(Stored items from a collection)
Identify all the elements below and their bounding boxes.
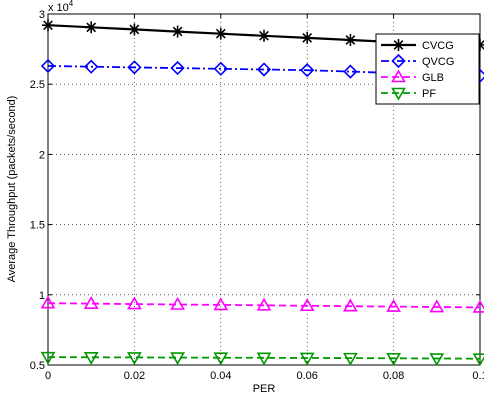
legend-marker-glb (391, 69, 406, 83)
legend-label-cvcg: CVCG (422, 40, 454, 52)
data-point-pf (386, 352, 401, 366)
legend-label-pf: PF (422, 88, 436, 100)
data-point-glb (213, 297, 229, 311)
x-tick-label: 0.08 (383, 370, 404, 382)
data-point-glb (343, 298, 358, 312)
data-point-qvcg (343, 64, 358, 79)
legend-label-qvcg: QVCG (422, 56, 454, 68)
data-point-glb (170, 296, 185, 310)
series-line-glb (47, 302, 481, 309)
legend-label-glb: GLB (422, 72, 444, 84)
data-point-cvcg (42, 19, 54, 32)
marker-stroke (172, 26, 183, 37)
marker-stroke (86, 22, 97, 33)
series-pf (40, 351, 484, 367)
data-point-qvcg (84, 59, 99, 74)
data-point-pf (127, 352, 142, 366)
series-line-pf (47, 356, 481, 360)
x-tick-label: 0.06 (296, 370, 317, 382)
data-point-cvcg (301, 31, 314, 44)
y-axis-ticks: 0.5 1 1.5 2 2.5 3 (30, 9, 480, 372)
data-point-pf (343, 352, 358, 366)
legend-entry-pf: PF (381, 87, 436, 101)
marker-stroke (345, 35, 356, 45)
x-tick-label: 0.02 (124, 370, 145, 382)
data-point-pf (170, 352, 185, 366)
legend-marker-qvcg (391, 53, 406, 69)
data-point-cvcg (214, 27, 227, 40)
data-point-qvcg (40, 58, 56, 74)
data-point-glb (472, 299, 484, 313)
marker-stroke (393, 40, 404, 50)
marker-stroke (302, 32, 313, 43)
marker-stroke (259, 30, 269, 41)
marker-stroke (215, 28, 226, 39)
y-tick-label: 2 (39, 149, 45, 161)
data-point-glb (83, 296, 99, 309)
legend-entry-qvcg: QVCG (381, 53, 454, 69)
data-point-cvcg (258, 29, 270, 42)
y-tick-label: 1 (39, 290, 45, 302)
data-point-pf (213, 352, 229, 366)
data-point-qvcg (213, 61, 228, 76)
x-tick-label: 0.04 (210, 370, 231, 382)
data-point-cvcg (344, 33, 357, 46)
y-tick-label: 1.5 (30, 220, 45, 232)
data-point-glb (386, 298, 401, 312)
data-point-glb (127, 296, 142, 310)
x-axis-label: PER (253, 383, 276, 395)
data-point-cvcg (85, 21, 98, 34)
legend: CVCG QVCG GLB PF (375, 33, 480, 105)
y-tick-label: 0.5 (30, 360, 45, 372)
data-point-pf (40, 351, 56, 365)
y-axis-multiplier-exponent: 4 (69, 0, 74, 8)
data-point-glb (429, 299, 445, 313)
data-point-pf (429, 353, 445, 367)
data-point-qvcg (300, 63, 315, 78)
data-point-glb (256, 297, 272, 311)
legend-entry-glb: GLB (381, 69, 444, 84)
data-point-glb (299, 298, 315, 312)
data-point-pf (256, 352, 272, 366)
legend-entry-cvcg: CVCG (381, 39, 454, 52)
marker-stroke (129, 24, 140, 35)
legend-marker-pf (391, 87, 406, 101)
y-tick-label: 2.5 (30, 79, 45, 91)
series-glb (40, 295, 484, 313)
series-layer (40, 19, 484, 367)
y-tick-label: 3 (39, 9, 45, 21)
data-point-qvcg (170, 60, 185, 76)
data-point-pf (83, 351, 99, 365)
data-point-qvcg (127, 60, 142, 75)
data-point-cvcg (128, 23, 141, 36)
data-point-pf (472, 353, 484, 367)
y-axis-multiplier: x 104 (48, 0, 74, 14)
legend-marker-cvcg (392, 39, 405, 51)
y-axis-label: Average Throughput (packets/second) (6, 96, 18, 283)
data-point-glb (40, 295, 56, 309)
data-point-cvcg (171, 25, 184, 38)
data-point-qvcg (256, 62, 272, 77)
x-tick-label: 0.1 (472, 370, 484, 382)
x-tick-label: 0 (45, 370, 51, 382)
data-point-pf (299, 352, 315, 366)
marker-stroke (43, 20, 53, 31)
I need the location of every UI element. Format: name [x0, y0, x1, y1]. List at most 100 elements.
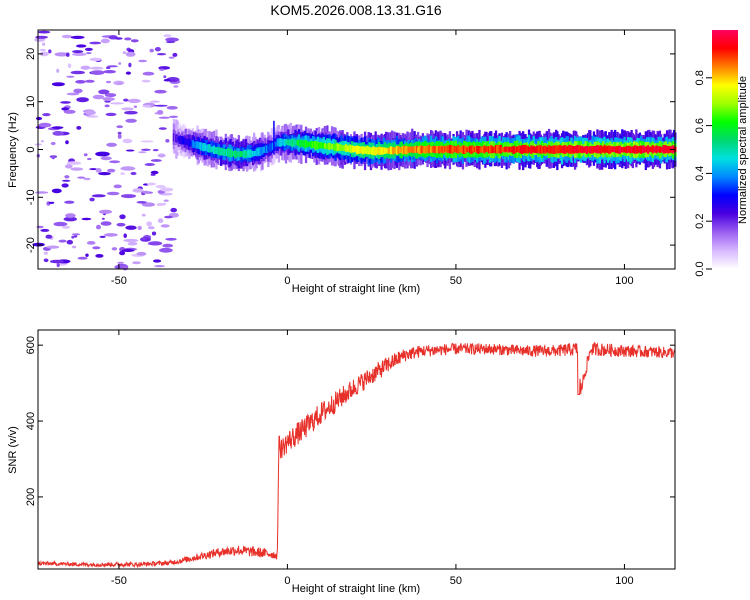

# SET EXERCISE
Write out every item above line for line without changing anything, and leave the pictures out.

# SOLUTION FOR THIS PROBLEM
Identify all the elements below and their bounding boxes.
legend-marker-glb (391, 69, 406, 83)
legend-label-cvcg: CVCG (422, 40, 454, 52)
data-point-pf (386, 352, 401, 366)
legend-label-pf: PF (422, 88, 436, 100)
data-point-glb (213, 297, 229, 311)
x-tick-label: 0.08 (383, 370, 404, 382)
data-point-glb (343, 298, 358, 312)
data-point-qvcg (343, 64, 358, 79)
legend-label-qvcg: QVCG (422, 56, 454, 68)
data-point-glb (170, 296, 185, 310)
series-line-glb (47, 302, 481, 309)
legend-label-glb: GLB (422, 72, 444, 84)
data-point-cvcg (42, 19, 54, 32)
marker-stroke (172, 26, 183, 37)
marker-stroke (86, 22, 97, 33)
series-pf (40, 351, 484, 367)
data-point-qvcg (84, 59, 99, 74)
data-point-pf (127, 352, 142, 366)
series-line-pf (47, 356, 481, 360)
x-tick-label: 0.06 (296, 370, 317, 382)
data-point-cvcg (301, 31, 314, 44)
y-axis-ticks: 0.5 1 1.5 2 2.5 3 (30, 9, 480, 372)
data-point-pf (343, 352, 358, 366)
legend-entry-pf: PF (381, 87, 436, 101)
marker-stroke (345, 35, 356, 45)
x-tick-label: 0.02 (124, 370, 145, 382)
data-point-pf (170, 352, 185, 366)
legend-marker-qvcg (391, 53, 406, 69)
data-point-cvcg (214, 27, 227, 40)
data-point-qvcg (40, 58, 56, 74)
data-point-glb (472, 299, 484, 313)
marker-stroke (393, 40, 404, 50)
marker-stroke (302, 32, 313, 43)
marker-stroke (259, 30, 269, 41)
marker-stroke (215, 28, 226, 39)
y-tick-label: 2 (39, 149, 45, 161)
data-point-glb (83, 296, 99, 309)
legend-entry-qvcg: QVCG (381, 53, 454, 69)
data-point-cvcg (258, 29, 270, 42)
y-tick-label: 1 (39, 290, 45, 302)
data-point-pf (213, 352, 229, 366)
data-point-qvcg (213, 61, 228, 76)
x-tick-label: 0.04 (210, 370, 231, 382)
data-point-cvcg (344, 33, 357, 46)
y-tick-label: 1.5 (30, 220, 45, 232)
data-point-glb (386, 298, 401, 312)
data-point-glb (127, 296, 142, 310)
x-axis-label: PER (253, 383, 276, 395)
data-point-cvcg (85, 21, 98, 34)
legend: CVCG QVCG GLB PF (375, 33, 480, 105)
y-tick-label: 0.5 (30, 360, 45, 372)
data-point-pf (40, 351, 56, 365)
y-axis-multiplier-exponent: 4 (69, 0, 74, 8)
data-point-glb (429, 299, 445, 313)
data-point-pf (429, 353, 445, 367)
data-point-qvcg (300, 63, 315, 78)
data-point-glb (256, 297, 272, 311)
legend-entry-glb: GLB (381, 69, 444, 84)
data-point-glb (299, 298, 315, 312)
data-point-pf (256, 352, 272, 366)
legend-entry-cvcg: CVCG (381, 39, 454, 52)
marker-stroke (129, 24, 140, 35)
legend-marker-pf (391, 87, 406, 101)
y-tick-label: 2.5 (30, 79, 45, 91)
series-glb (40, 295, 484, 313)
series-layer (40, 19, 484, 367)
y-tick-label: 3 (39, 9, 45, 21)
data-point-qvcg (170, 60, 185, 76)
data-point-pf (83, 351, 99, 365)
data-point-qvcg (127, 60, 142, 75)
data-point-cvcg (128, 23, 141, 36)
data-point-pf (472, 353, 484, 367)
y-axis-multiplier: x 104 (48, 0, 74, 14)
legend-marker-cvcg (392, 39, 405, 51)
y-axis-label: Average Throughput (packets/second) (6, 96, 18, 283)
data-point-glb (40, 295, 56, 309)
data-point-cvcg (171, 25, 184, 38)
data-point-qvcg (256, 62, 272, 77)
x-tick-label: 0.1 (472, 370, 484, 382)
x-tick-label: 0 (45, 370, 51, 382)
data-point-pf (299, 352, 315, 366)
marker-stroke (43, 20, 53, 31)
I need the location of every UI element. Format: name [x0, y0, x1, y1]. List at most 100 elements.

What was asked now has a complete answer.